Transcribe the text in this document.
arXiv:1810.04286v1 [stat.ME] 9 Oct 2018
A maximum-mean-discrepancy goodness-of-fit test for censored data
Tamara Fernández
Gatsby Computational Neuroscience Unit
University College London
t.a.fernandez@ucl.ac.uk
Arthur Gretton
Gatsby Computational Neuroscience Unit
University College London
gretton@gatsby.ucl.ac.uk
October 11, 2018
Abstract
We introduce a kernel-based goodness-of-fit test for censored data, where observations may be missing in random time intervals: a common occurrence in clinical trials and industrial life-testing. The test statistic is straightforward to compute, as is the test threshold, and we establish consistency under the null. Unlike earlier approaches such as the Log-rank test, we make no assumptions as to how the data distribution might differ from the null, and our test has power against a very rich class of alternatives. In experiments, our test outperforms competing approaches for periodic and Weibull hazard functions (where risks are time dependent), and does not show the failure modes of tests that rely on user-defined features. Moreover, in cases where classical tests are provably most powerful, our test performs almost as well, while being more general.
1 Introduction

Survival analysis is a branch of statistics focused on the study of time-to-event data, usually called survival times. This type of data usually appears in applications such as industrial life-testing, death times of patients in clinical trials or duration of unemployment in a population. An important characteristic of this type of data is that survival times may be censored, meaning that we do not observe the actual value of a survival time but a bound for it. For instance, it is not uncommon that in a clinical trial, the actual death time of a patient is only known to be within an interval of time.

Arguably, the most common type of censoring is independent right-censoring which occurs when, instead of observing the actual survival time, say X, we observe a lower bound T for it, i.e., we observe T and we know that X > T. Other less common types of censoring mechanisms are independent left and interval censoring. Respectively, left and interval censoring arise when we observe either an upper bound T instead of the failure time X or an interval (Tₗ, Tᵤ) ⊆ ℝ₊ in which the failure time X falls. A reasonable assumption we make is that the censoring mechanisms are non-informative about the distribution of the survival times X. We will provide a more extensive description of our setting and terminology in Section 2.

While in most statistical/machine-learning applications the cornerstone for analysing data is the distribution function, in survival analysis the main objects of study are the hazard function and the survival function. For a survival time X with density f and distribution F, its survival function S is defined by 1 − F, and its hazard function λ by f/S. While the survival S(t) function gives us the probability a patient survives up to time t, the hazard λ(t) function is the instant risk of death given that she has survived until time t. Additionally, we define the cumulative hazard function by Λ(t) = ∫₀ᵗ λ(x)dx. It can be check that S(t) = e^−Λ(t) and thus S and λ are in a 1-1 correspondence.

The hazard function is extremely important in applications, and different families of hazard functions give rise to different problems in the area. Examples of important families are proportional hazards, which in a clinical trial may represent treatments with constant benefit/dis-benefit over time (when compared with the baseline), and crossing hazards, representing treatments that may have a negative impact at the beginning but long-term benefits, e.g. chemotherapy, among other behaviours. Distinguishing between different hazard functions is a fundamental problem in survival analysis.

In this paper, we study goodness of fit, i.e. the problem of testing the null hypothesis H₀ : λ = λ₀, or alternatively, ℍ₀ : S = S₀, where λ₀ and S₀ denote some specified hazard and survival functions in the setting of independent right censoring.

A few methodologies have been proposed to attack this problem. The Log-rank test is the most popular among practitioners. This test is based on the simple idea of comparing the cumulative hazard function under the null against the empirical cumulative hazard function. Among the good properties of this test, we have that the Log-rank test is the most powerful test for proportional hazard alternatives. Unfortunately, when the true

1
■ ■ ■ ■ ■
WORK ITEM -> Transcribe the data above in its entirety, exactly.

OUTPUT BELOW ->
Transcribe the text in this document.
arXiv:1810.04286v1 [stat.ME] 9 Oct 2018
A maximum-mean-discrepancy goodness-of-fit test for censored data
Tamara Fernández
Gatsby Computational Neuroscience Unit
University College London
t.a.fernandez@ucl.ac.uk
Arthur Gretton
Gatsby Computational Neuroscience Unit
University College London
gretton@gatsby.ucl.ac.uk
October 11, 2018
Abstract
We introduce a kernel-based goodness-of-fit test for censored data, where observations may be missing in random time intervals: a common occurrence in clinical trials and industrial life-testing. The test statistic is straightforward to compute, as is the test threshold, and we establish consistency under the null. Unlike earlier approaches such as the Log-rank test, we make no assumptions as to how the data distribution might differ from the null, and our test has power against a very rich class of alternatives. In experiments, our test outperforms competing approaches for periodic and Weibull hazard functions (where risks are time dependent), and does not show the failure modes of tests that rely on user-defined features. Moreover, in cases where classical tests are provably most powerful, our test performs almost as well, while being more general.
1 Introduction

Survival analysis is a branch of statistics focused on the study of time-to-event data, usually called survival times. This type of data usually appears in applications such as industrial life-testing, death times of patients in clinical trials or duration of unemployment in a population. An important characteristic of this type of data is that survival times may be censored, meaning that we do not observe the actual value of a survival time but a bound for it. For instance, it is not uncommon that in a clinical trial, the actual death time of a patient is only known to be within an interval of time.

Arguably, the most common type of censoring is independent right-censoring which occurs when, instead of observing the actual survival time, say X, we observe a lower bound T for it, i.e., we observe T and we know that X > T. Other less common types of censoring mechanisms are independent left and interval censoring. Respectively, left and interval censoring arise when we observe either an upper bound T instead of the failure time X or an interval (Tₗ, Tᵤ) ⊆ ℝ₊ in which the failure time X falls. A reasonable assumption we make is that the censoring mechanisms are non-informative about the distribution of the survival times X. We will provide a more extensive description of our setting and terminology in Section 2.

While in most statistical/machine-learning applications the cornerstone for analysing data is the distribution function, in survival analysis the main objects of study are the hazard function and the survival function. For a survival time X with density f and distribution F, its survival function S is defined by 1 − F, and its hazard function λ by f/S. While the survival S(t) function gives us the probability a patient survives up to time t, the hazard λ(t) function is the instant risk of death given that she has survived until time t. Additionally, we define the cumulative hazard function by Λ(t) = ∫₀ᵗ λ(x)dx. It can be check that S(t) = e^−Λ(t) and thus S and λ are in a 1-1 correspondence.

The hazard function is extremely important in applications, and different families of hazard functions give rise to different problems in the area. Examples of important families are proportional hazards, which in a clinical trial may represent treatments with constant benefit/dis-benefit over time (when compared with the baseline), and crossing hazards, representing treatments that may have a negative impact at the beginning but long-term benefits, e.g. chemotherapy, among other behaviours. Distinguishing between different hazard functions is a fundamental problem in survival analysis.

In this paper, we study goodness of fit, i.e. the problem of testing the null hypothesis H₀ : λ = λ₀, or alternatively, ℍ₀ : S = S₀, where λ₀ and S₀ denote some specified hazard and survival functions in the setting of independent right censoring.

A few methodologies have been proposed to attack this problem. The Log-rank test is the most popular among practitioners. This test is based on the simple idea of comparing the cumulative hazard function under the null against the empirical cumulative hazard function. Among the good properties of this test, we have that the Log-rank test is the most powerful test for proportional hazard alternatives. Unfortunately, when the true

1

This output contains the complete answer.